__Written task 1__:
Reproduce verbatim the part of the capacitor holder passage from "projects from the" to "the cover 13.".
__Written task 2__:
Summarize the capacitor holder passage in two sentences.

__Text passage__:
__________

The capacitor holder 23, which holds the film capacitors 22, is
coupled to the side of the coupling base 31 that is opposite to the
end wall 12a of the suction housing member 12.
[0020] A plurality of bosses 31f (only one shown in FIG. 1)
projects from the surface of the coupling base 31 that is opposite
to the end wall 12a of the suction housing member 12. Bolts B1 are
inserted through the cover 13 and engaged with the corresponding
bosses 31f to fasten the coupling base 31 to the cover 13.
Accordingly, the cover 13, the coupling base 31, and the motor
driving circuit 20 are combined to form a module. A bolt B2 fastens
the cover 13, which is combined with the coupling base 31 and the
motor driving circuit 20, to the suction housing member 12.
[0021] As shown in FIGS. 2 and 3, each film capacitor 22 is
arranged such that the projection direction (the direction of arrow
X1) of the leads 22a from the side surface 22e and the mounting
surface 21a of the circuit board 21 are parallel with each other.
Each lead 22a is bent toward the mounting surface 21a of circuit
board 21.
[0022] The capacitor holder 23 includes a plurality of
accommodation portions 23a, each of which accommodates the
corresponding film capacitor 22. Each accommodation portion 23a
includes a hollowed polygonal shape having a side wall 23e as one
side, which covers the corresponding side surface 22e of the film
capacitor 22 such that the accommodation portion 23a surrounds four
sides of the corresponding film capacitor 22.

__________

__Record excerpts__:
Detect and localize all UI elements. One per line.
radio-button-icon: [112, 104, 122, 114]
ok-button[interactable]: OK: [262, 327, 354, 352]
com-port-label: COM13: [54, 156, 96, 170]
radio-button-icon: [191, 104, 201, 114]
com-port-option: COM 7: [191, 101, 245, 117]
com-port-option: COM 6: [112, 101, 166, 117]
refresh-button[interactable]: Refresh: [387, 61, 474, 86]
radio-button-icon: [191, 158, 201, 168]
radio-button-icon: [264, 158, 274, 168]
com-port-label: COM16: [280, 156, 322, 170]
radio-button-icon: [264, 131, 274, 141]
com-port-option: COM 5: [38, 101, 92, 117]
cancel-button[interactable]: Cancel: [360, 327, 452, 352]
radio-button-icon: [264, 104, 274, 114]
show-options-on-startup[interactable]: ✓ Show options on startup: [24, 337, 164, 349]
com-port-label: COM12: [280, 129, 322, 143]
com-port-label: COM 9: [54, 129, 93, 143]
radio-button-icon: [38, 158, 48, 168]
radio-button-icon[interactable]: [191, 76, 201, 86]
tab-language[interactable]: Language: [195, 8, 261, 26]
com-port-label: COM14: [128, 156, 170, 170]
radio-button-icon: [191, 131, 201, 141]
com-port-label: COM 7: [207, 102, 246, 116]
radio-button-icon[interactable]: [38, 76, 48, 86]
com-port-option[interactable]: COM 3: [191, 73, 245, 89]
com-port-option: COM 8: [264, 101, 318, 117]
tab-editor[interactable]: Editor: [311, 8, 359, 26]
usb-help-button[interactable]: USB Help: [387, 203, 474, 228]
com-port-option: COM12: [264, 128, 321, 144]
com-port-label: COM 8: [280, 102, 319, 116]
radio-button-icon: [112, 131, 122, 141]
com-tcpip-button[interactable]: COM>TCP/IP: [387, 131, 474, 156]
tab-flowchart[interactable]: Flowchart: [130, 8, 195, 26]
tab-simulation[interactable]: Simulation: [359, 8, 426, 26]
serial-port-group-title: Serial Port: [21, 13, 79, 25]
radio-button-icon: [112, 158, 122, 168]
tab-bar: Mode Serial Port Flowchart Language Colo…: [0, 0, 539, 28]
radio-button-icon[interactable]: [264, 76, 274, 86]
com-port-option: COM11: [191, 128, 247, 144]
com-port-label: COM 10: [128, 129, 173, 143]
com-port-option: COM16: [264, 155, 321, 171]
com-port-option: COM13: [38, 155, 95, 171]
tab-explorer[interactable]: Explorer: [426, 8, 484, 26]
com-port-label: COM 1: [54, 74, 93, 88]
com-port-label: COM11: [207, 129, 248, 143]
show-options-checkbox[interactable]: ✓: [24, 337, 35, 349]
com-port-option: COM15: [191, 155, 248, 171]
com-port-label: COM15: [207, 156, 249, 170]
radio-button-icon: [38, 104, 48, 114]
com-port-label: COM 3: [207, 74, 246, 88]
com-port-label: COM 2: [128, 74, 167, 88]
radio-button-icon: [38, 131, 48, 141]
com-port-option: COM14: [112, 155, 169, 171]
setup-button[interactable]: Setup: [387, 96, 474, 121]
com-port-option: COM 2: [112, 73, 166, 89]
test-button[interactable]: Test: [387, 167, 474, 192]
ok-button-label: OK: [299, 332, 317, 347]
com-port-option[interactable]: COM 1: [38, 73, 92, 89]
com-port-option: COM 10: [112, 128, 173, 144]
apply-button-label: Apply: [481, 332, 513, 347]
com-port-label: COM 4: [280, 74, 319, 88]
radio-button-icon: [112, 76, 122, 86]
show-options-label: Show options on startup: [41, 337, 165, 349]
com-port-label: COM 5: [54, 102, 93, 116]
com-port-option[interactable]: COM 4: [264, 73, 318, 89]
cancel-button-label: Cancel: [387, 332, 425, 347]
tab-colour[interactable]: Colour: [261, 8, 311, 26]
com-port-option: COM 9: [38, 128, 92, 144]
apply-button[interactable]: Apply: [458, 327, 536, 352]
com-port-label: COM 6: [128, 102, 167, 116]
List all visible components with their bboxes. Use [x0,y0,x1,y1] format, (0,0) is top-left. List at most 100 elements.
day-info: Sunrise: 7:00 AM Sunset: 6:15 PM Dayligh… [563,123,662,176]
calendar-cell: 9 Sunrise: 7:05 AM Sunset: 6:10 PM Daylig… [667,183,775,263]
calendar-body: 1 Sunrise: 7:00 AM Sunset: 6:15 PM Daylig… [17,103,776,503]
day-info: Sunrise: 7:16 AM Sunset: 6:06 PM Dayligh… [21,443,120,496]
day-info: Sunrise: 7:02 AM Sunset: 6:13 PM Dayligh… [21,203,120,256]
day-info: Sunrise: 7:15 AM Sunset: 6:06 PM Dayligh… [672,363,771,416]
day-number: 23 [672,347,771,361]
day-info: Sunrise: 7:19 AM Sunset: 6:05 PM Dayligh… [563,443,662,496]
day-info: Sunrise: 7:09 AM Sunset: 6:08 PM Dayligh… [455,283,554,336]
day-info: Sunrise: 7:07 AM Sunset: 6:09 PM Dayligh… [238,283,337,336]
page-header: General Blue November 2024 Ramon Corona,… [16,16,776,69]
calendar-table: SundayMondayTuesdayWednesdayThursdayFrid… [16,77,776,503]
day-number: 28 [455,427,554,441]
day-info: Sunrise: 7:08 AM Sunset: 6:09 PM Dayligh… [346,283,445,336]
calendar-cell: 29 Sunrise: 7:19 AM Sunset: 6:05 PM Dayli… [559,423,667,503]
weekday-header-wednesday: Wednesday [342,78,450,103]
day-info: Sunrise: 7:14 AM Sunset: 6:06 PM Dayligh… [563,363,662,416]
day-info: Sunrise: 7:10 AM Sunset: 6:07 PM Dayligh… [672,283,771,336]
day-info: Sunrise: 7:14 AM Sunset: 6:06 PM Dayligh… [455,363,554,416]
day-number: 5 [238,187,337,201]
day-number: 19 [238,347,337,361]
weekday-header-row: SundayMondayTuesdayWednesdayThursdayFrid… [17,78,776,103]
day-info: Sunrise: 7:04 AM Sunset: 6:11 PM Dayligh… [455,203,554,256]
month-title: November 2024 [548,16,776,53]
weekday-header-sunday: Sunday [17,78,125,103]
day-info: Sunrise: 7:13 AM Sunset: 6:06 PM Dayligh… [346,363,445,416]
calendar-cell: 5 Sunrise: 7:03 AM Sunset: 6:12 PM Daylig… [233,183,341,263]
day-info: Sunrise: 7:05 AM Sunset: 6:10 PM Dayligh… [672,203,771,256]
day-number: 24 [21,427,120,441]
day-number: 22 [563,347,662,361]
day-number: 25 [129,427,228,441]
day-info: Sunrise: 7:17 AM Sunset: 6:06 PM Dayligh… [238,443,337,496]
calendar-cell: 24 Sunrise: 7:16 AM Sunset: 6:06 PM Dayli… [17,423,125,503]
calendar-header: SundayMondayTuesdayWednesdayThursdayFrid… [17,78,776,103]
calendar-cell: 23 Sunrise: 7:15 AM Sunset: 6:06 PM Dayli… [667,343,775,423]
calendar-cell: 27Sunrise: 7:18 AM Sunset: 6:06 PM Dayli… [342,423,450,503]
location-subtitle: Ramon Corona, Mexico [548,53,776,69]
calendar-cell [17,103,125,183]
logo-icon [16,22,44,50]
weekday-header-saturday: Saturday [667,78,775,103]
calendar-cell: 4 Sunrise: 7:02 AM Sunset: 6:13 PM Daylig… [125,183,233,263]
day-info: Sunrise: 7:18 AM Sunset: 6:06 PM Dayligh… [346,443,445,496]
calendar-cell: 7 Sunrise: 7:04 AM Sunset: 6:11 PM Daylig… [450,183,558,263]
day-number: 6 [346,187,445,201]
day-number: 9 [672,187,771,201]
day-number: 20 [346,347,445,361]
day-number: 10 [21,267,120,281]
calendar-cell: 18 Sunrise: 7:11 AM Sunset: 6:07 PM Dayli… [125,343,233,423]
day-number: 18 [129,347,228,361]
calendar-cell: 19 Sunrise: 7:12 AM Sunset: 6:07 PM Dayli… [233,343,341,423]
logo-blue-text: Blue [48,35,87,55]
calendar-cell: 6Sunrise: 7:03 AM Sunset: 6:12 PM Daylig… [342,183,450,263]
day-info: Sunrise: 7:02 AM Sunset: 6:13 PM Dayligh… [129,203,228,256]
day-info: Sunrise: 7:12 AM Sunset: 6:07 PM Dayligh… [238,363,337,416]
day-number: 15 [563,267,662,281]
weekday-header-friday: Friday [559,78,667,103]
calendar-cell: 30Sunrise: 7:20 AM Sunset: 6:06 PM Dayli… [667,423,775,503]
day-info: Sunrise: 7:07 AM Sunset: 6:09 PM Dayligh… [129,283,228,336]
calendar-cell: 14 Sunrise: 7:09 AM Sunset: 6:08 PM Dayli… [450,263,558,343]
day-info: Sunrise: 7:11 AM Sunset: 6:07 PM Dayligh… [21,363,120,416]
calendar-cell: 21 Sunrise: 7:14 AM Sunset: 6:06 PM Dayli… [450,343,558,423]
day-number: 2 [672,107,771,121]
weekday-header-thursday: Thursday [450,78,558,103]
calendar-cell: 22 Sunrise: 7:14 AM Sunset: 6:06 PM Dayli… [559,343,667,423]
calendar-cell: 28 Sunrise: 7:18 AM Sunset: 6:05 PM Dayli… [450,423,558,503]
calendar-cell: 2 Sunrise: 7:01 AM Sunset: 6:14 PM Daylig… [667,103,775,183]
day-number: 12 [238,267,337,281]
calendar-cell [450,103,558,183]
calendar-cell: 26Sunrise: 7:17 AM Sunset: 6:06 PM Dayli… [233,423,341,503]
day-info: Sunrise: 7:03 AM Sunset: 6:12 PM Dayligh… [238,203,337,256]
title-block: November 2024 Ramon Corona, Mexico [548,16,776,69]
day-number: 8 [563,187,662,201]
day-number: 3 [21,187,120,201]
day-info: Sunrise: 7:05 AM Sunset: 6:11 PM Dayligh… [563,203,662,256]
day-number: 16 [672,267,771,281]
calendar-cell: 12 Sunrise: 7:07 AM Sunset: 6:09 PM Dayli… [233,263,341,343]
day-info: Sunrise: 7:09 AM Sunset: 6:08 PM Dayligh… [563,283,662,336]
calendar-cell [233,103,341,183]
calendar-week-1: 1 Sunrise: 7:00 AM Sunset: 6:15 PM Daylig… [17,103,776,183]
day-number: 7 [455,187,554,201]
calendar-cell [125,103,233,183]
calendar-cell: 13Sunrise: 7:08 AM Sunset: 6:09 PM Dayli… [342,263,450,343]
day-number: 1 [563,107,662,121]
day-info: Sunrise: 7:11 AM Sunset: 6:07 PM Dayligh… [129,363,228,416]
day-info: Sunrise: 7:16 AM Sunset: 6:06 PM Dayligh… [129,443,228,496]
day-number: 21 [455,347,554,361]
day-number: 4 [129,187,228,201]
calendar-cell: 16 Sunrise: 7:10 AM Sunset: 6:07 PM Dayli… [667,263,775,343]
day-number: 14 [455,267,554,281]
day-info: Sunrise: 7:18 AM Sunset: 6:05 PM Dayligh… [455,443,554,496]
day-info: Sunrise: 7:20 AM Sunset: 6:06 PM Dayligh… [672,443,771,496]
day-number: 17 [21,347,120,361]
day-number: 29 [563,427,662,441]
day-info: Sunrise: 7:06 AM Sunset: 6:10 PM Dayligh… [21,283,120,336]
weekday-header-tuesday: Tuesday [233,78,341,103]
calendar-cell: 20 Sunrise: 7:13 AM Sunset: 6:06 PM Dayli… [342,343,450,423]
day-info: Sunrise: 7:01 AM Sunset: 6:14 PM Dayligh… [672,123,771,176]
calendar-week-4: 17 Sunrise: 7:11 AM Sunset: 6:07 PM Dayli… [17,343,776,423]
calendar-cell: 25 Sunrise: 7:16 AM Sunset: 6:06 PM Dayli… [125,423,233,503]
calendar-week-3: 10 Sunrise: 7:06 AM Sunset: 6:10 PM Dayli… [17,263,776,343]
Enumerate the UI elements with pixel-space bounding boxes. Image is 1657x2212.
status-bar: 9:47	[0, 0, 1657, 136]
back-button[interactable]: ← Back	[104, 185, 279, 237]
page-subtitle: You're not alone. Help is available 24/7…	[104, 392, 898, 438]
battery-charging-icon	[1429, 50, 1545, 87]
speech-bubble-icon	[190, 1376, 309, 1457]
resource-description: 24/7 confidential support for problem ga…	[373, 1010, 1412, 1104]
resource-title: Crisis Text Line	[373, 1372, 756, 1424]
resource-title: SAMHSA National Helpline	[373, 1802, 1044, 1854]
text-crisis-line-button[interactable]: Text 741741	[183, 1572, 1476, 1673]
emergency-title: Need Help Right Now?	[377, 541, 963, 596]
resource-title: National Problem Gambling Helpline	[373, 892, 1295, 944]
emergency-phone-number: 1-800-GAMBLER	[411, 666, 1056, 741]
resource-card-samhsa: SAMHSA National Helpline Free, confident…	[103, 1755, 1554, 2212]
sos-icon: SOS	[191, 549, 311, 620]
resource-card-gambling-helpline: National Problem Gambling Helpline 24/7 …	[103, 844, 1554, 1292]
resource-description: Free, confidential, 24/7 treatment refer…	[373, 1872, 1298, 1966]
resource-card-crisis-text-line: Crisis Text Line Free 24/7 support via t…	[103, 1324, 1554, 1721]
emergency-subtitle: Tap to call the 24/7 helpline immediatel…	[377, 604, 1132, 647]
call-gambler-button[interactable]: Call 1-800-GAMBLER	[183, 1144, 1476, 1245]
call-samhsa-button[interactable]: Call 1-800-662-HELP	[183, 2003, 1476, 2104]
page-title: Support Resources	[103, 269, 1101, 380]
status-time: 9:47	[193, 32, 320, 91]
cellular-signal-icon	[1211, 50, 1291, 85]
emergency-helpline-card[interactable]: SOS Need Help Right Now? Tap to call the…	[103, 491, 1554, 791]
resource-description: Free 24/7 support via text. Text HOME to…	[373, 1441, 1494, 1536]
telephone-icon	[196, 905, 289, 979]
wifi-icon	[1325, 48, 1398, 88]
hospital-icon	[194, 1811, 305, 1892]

__________

__Worked answer 1__:
projects from the surface of the coupling base 31 that is opposite
to the end wall 12a of the suction housing member 12. Bolts B1 are
inserted through the cover 13 and engaged with the corresponding
bosses 31f to fasten the coupling base 31 to the cover 13.

__Worked answer 2__:
The capacitor holder is coupled to the coupling base, which is fastened to the cover by bolts engaged with bosses, so that the cover, coupling base and motor driving circuit form a module that a further bolt fastens to the suction housing member. Each film capacitor's leads project parallel to the circuit board's mounting surface and are bent toward it, and each accommodation portion of the holder surrounds four sides of its film capacitor.